Set exercise →
Check every line below for the string "values", and copy the lines that contain it.
____________________
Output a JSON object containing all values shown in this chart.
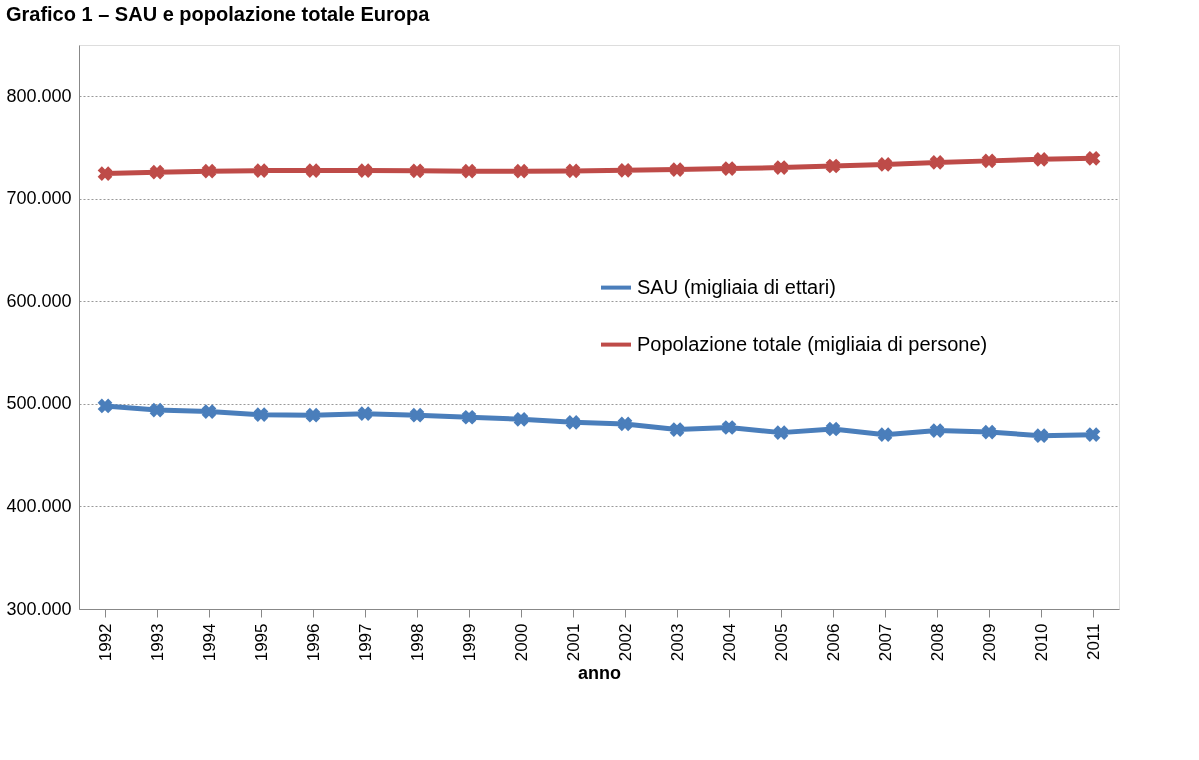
{
  "chart_data": {
    "type": "line",
    "title": "Grafico 1 – SAU e popolazione totale Europa",
    "xlabel": "anno",
    "categories": [
      "1992",
      "1993",
      "1994",
      "1995",
      "1996",
      "1997",
      "1998",
      "1999",
      "2000",
      "2001",
      "2002",
      "2003",
      "2004",
      "2005",
      "2006",
      "2007",
      "2008",
      "2009",
      "2010",
      "2011"
    ],
    "series": [
      {
        "name": "SAU (migliaia di ettari)",
        "color": "#4a7ebb",
        "values": [
          498000,
          494000,
          492500,
          489500,
          489000,
          490500,
          489000,
          487000,
          485000,
          482000,
          480500,
          475000,
          477000,
          472000,
          475500,
          470000,
          474000,
          472500,
          469000,
          470000
        ]
      },
      {
        "name": "Popolazione totale (migliaia di persone)",
        "color": "#be4b48",
        "values": [
          724600,
          726000,
          727000,
          727500,
          727500,
          727500,
          727300,
          727000,
          727000,
          727200,
          727800,
          728500,
          729500,
          730500,
          732000,
          733500,
          735500,
          737000,
          738500,
          739500
        ]
      }
    ],
    "ylim": [
      300000,
      850000
    ],
    "yticks": [
      {
        "value": 300000,
        "label": "300.000"
      },
      {
        "value": 400000,
        "label": "400.000"
      },
      {
        "value": 500000,
        "label": "500.000"
      },
      {
        "value": 600000,
        "label": "600.000"
      },
      {
        "value": 700000,
        "label": "700.000"
      },
      {
        "value": 800000,
        "label": "800.000"
      }
    ],
    "grid": "y",
    "legend": "right",
    "marker": "cross",
    "line_style": "solid"
  }
}
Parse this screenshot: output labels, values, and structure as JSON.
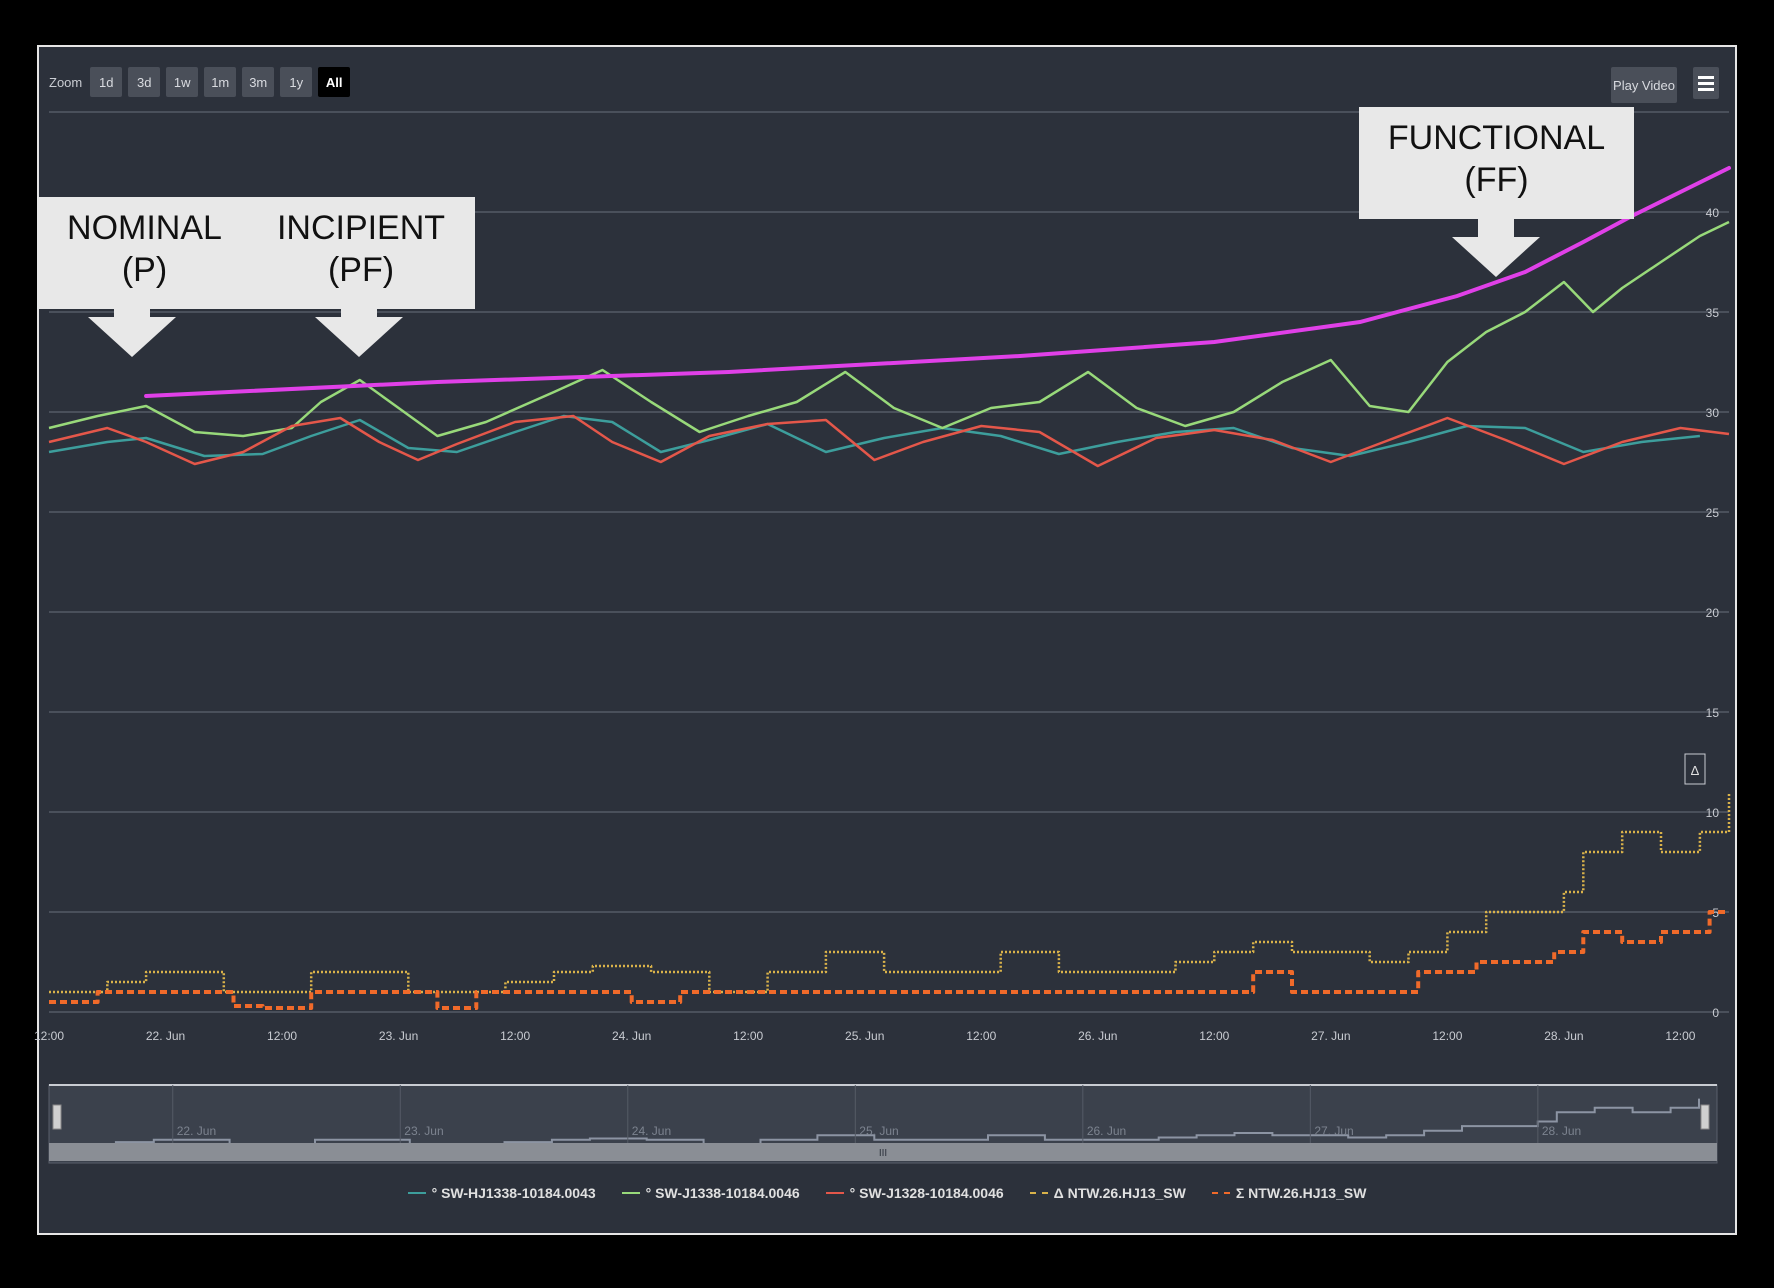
{
  "toolbar": {
    "zoom_label": "Zoom",
    "zoom_buttons": [
      "1d",
      "3d",
      "1w",
      "1m",
      "3m",
      "1y",
      "All"
    ],
    "active_zoom": "All",
    "play_video_label": "Play Video"
  },
  "annotations": [
    {
      "line1": "NOMINAL",
      "line2": "(P)"
    },
    {
      "line1": "INCIPIENT",
      "line2": "(PF)"
    },
    {
      "line1": "FUNCTIONAL",
      "line2": "(FF)"
    }
  ],
  "colors": {
    "background": "#2c313b",
    "trend": "#e040e8",
    "series_teal": "#3d9e9c",
    "series_green": "#98d97a",
    "series_red": "#e4574a",
    "series_yellow": "#d9b24a",
    "series_orange": "#f06a2a"
  },
  "chart_data": {
    "type": "line",
    "x_tick_labels": [
      "12:00",
      "22. Jun",
      "12:00",
      "23. Jun",
      "12:00",
      "24. Jun",
      "12:00",
      "25. Jun",
      "12:00",
      "26. Jun",
      "12:00",
      "27. Jun",
      "12:00",
      "28. Jun",
      "12:00"
    ],
    "x_ticks": [
      0,
      12,
      24,
      36,
      48,
      60,
      72,
      84,
      96,
      108,
      120,
      132,
      144,
      156,
      168
    ],
    "x_range": [
      0,
      173
    ],
    "y_tick_labels": [
      "0",
      "5",
      "10",
      "15",
      "20",
      "25",
      "30",
      "35",
      "40"
    ],
    "ylim": [
      0,
      45
    ],
    "delta_marker": "Δ",
    "navigator_labels": [
      "22. Jun",
      "23. Jun",
      "24. Jun",
      "25. Jun",
      "26. Jun",
      "27. Jun",
      "28. Jun"
    ],
    "navigator_handle": "III",
    "trend": {
      "x": [
        10,
        40,
        70,
        100,
        120,
        135,
        145,
        152,
        158,
        163,
        168,
        173
      ],
      "y": [
        30.8,
        31.5,
        32.0,
        32.8,
        33.5,
        34.5,
        35.8,
        37.0,
        38.5,
        39.8,
        41.0,
        42.2
      ]
    },
    "series": [
      {
        "name": "° SW-HJ1338-10184.0043",
        "style": "teal",
        "x": [
          0,
          6,
          10,
          16,
          22,
          27,
          32,
          37,
          42,
          48,
          53,
          58,
          63,
          68,
          74,
          80,
          86,
          92,
          98,
          104,
          110,
          116,
          122,
          128,
          134,
          140,
          146,
          152,
          158,
          164,
          170
        ],
        "y": [
          28.0,
          28.5,
          28.7,
          27.8,
          27.9,
          28.8,
          29.6,
          28.2,
          28.0,
          29.0,
          29.8,
          29.5,
          28.0,
          28.6,
          29.4,
          28.0,
          28.7,
          29.2,
          28.8,
          27.9,
          28.5,
          29.0,
          29.2,
          28.2,
          27.8,
          28.5,
          29.3,
          29.2,
          28.0,
          28.5,
          28.8
        ]
      },
      {
        "name": "° SW-J1338-10184.0046",
        "style": "green",
        "x": [
          0,
          5,
          10,
          15,
          20,
          25,
          28,
          32,
          36,
          40,
          45,
          52,
          57,
          62,
          67,
          72,
          77,
          82,
          87,
          92,
          97,
          102,
          107,
          112,
          117,
          122,
          127,
          132,
          136,
          140,
          144,
          148,
          152,
          156,
          159,
          162,
          166,
          170,
          173
        ],
        "y": [
          29.2,
          29.8,
          30.3,
          29.0,
          28.8,
          29.2,
          30.5,
          31.6,
          30.2,
          28.8,
          29.5,
          31.0,
          32.1,
          30.5,
          29.0,
          29.8,
          30.5,
          32.0,
          30.2,
          29.2,
          30.2,
          30.5,
          32.0,
          30.2,
          29.3,
          30.0,
          31.5,
          32.6,
          30.3,
          30.0,
          32.5,
          34.0,
          35.0,
          36.5,
          35.0,
          36.2,
          37.5,
          38.8,
          39.5
        ]
      },
      {
        "name": "° SW-J1328-10184.0046",
        "style": "red",
        "x": [
          0,
          6,
          10,
          15,
          20,
          25,
          30,
          34,
          38,
          42,
          48,
          54,
          58,
          63,
          68,
          74,
          80,
          85,
          90,
          96,
          102,
          108,
          114,
          120,
          126,
          132,
          138,
          144,
          150,
          156,
          162,
          168,
          173
        ],
        "y": [
          28.5,
          29.2,
          28.5,
          27.4,
          28.0,
          29.3,
          29.7,
          28.5,
          27.6,
          28.4,
          29.5,
          29.8,
          28.5,
          27.5,
          28.8,
          29.4,
          29.6,
          27.6,
          28.5,
          29.3,
          29.0,
          27.3,
          28.7,
          29.1,
          28.6,
          27.5,
          28.6,
          29.7,
          28.6,
          27.4,
          28.5,
          29.2,
          28.9
        ]
      },
      {
        "name": "Δ NTW.26.HJ13_SW",
        "style": "yellow",
        "step": true,
        "x": [
          0,
          6,
          10,
          14,
          18,
          22,
          27,
          32,
          37,
          42,
          47,
          52,
          56,
          62,
          68,
          74,
          80,
          86,
          92,
          98,
          104,
          110,
          116,
          120,
          124,
          128,
          132,
          136,
          140,
          144,
          148,
          152,
          156,
          158,
          162,
          166,
          170,
          173
        ],
        "y": [
          1,
          1.5,
          2,
          2,
          1,
          1,
          2,
          2,
          1,
          1,
          1.5,
          2,
          2.3,
          2,
          1,
          2,
          3,
          2,
          2,
          3,
          2,
          2,
          2.5,
          3,
          3.5,
          3,
          3,
          2.5,
          3,
          4,
          5,
          5,
          6,
          8,
          9,
          8,
          9,
          11
        ]
      },
      {
        "name": "Σ NTW.26.HJ13_SW",
        "style": "orange",
        "step": true,
        "x": [
          0,
          5,
          10,
          19,
          22,
          27,
          40,
          44,
          60,
          65,
          75,
          90,
          105,
          115,
          124,
          128,
          141,
          147,
          155,
          158,
          162,
          166,
          171,
          173
        ],
        "y": [
          0.5,
          1,
          1,
          0.3,
          0.2,
          1,
          0.2,
          1,
          0.5,
          1,
          1,
          1,
          1,
          1,
          2,
          1,
          2,
          2.5,
          3,
          4,
          3.5,
          4,
          5,
          5
        ]
      }
    ]
  }
}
____________________
Result of this exercise →
Output a JSON object containing all values shown in this chart.
        "values": [
        "values": [
Parse this screenshot: output labels, values, and structure as JSON.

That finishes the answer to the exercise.